--- BEGIN SUPPLIED ENTRIES ---

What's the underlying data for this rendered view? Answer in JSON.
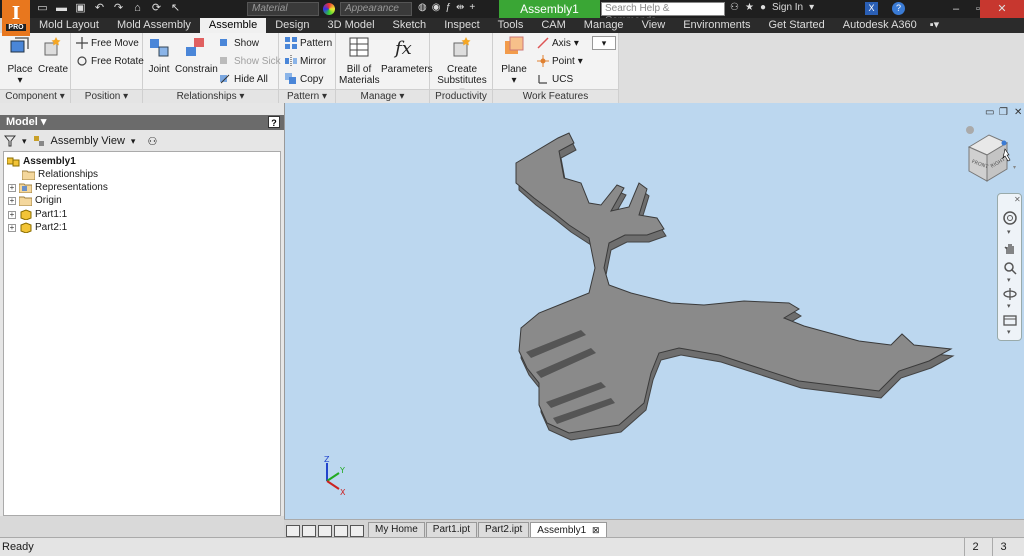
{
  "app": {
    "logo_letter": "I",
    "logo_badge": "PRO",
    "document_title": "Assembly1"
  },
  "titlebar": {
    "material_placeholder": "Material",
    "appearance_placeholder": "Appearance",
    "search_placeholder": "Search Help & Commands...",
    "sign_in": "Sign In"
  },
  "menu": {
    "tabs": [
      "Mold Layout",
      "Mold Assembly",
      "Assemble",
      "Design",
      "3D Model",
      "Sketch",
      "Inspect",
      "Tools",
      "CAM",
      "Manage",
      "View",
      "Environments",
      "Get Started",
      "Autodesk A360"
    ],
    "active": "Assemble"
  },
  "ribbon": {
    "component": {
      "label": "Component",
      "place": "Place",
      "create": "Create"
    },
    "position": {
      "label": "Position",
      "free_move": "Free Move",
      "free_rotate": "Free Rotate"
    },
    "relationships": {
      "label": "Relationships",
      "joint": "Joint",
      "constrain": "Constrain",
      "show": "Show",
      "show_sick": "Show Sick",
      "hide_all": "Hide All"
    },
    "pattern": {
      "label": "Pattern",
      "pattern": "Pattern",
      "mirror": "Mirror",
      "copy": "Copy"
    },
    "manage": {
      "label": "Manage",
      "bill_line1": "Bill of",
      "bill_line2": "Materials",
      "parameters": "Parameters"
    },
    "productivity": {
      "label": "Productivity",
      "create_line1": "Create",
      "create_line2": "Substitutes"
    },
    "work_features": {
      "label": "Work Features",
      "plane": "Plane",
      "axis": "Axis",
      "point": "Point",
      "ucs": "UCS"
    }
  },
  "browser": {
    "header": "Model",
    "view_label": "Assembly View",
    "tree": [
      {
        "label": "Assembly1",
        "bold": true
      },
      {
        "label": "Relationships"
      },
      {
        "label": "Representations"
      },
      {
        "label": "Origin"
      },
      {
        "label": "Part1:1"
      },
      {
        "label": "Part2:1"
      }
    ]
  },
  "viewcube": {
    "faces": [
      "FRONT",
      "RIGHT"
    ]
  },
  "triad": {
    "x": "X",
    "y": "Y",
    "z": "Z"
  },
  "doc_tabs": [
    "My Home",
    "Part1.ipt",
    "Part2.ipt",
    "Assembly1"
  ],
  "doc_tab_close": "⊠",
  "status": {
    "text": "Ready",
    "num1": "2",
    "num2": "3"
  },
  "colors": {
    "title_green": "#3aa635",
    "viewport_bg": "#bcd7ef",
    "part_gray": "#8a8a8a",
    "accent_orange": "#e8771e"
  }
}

--- END SUPPLIED ENTRIES ---
--- BEGIN SUPPLIED ENTRIES ---

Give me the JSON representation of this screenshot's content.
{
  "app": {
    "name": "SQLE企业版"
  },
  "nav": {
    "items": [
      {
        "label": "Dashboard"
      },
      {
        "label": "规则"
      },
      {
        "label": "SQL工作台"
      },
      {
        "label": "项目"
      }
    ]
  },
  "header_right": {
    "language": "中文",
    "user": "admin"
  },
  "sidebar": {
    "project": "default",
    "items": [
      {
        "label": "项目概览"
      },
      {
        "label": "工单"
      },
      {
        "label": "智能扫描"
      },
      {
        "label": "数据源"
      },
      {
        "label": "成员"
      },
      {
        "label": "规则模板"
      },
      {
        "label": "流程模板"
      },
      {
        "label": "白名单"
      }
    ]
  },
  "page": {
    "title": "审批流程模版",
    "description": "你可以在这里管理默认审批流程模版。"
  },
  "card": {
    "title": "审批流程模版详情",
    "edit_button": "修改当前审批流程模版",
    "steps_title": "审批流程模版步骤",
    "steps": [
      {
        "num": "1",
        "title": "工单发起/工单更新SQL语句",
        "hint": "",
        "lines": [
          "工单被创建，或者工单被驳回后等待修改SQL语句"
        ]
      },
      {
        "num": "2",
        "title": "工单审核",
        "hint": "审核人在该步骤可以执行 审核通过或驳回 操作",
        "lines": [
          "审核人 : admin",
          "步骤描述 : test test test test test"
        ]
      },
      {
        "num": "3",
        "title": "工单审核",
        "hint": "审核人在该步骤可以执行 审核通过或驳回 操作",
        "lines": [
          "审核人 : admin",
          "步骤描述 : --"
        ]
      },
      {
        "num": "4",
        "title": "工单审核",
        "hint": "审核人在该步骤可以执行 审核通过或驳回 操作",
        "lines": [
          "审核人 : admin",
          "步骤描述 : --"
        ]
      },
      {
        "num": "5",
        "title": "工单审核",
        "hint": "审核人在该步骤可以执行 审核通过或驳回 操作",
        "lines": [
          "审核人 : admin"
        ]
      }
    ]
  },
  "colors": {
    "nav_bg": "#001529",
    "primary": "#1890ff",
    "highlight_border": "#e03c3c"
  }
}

--- END SUPPLIED ENTRIES ---

▶ GIVEN INSTRUCTION
Search the lines for the word "this" and report how many contain it, by number only.

▶ FINISHED TASK
2